Stated exercise:
Set the listing down again in full, word for word, with the pictures left out.

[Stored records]
|---|

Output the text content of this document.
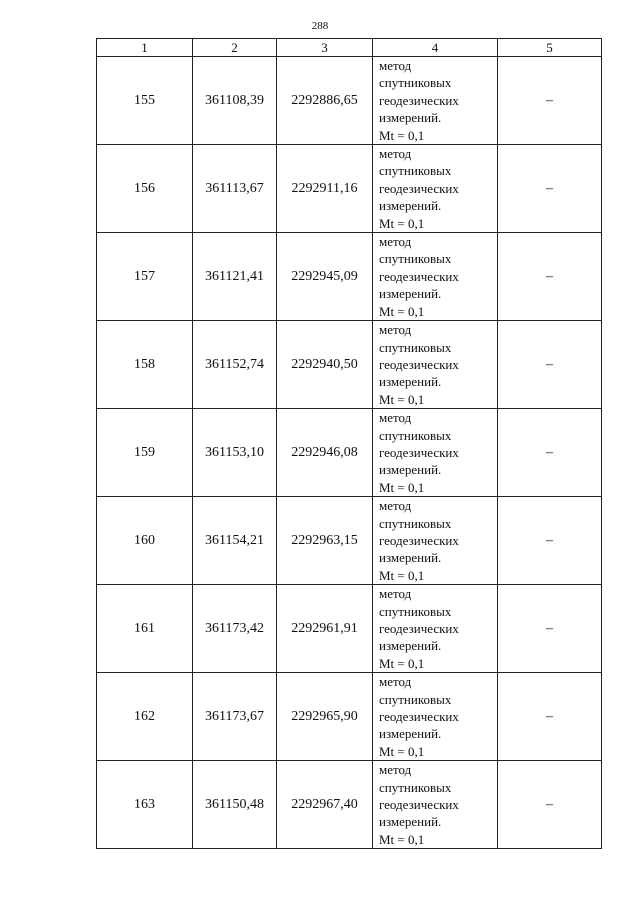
288
1	2	3	4	5
155	361108,39	2292886,65	метод
спутниковых
геодезических
измерений.
Mt = 0,1	–
156	361113,67	2292911,16	метод
спутниковых
геодезических
измерений.
Mt = 0,1	–
157	361121,41	2292945,09	метод
спутниковых
геодезических
измерений.
Mt = 0,1	–
158	361152,74	2292940,50	метод
спутниковых
геодезических
измерений.
Mt = 0,1	–
159	361153,10	2292946,08	метод
спутниковых
геодезических
измерений.
Mt = 0,1	–
160	361154,21	2292963,15	метод
спутниковых
геодезических
измерений.
Mt = 0,1	–
161	361173,42	2292961,91	метод
спутниковых
геодезических
измерений.
Mt = 0,1	–
162	361173,67	2292965,90	метод
спутниковых
геодезических
измерений.
Mt = 0,1	–
163	361150,48	2292967,40	метод
спутниковых
геодезических
измерений.
Mt = 0,1	–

|---|

Response to the exercise:
Output the text content of this document.
288
1	2	3	4	5
155	361108,39	2292886,65	метод
спутниковых
геодезических
измерений.
Mt = 0,1	–
156	361113,67	2292911,16	метод
спутниковых
геодезических
измерений.
Mt = 0,1	–
157	361121,41	2292945,09	метод
спутниковых
геодезических
измерений.
Mt = 0,1	–
158	361152,74	2292940,50	метод
спутниковых
геодезических
измерений.
Mt = 0,1	–
159	361153,10	2292946,08	метод
спутниковых
геодезических
измерений.
Mt = 0,1	–
160	361154,21	2292963,15	метод
спутниковых
геодезических
измерений.
Mt = 0,1	–
161	361173,42	2292961,91	метод
спутниковых
геодезических
измерений.
Mt = 0,1	–
162	361173,67	2292965,90	метод
спутниковых
геодезических
измерений.
Mt = 0,1	–
163	361150,48	2292967,40	метод
спутниковых
геодезических
измерений.
Mt = 0,1	–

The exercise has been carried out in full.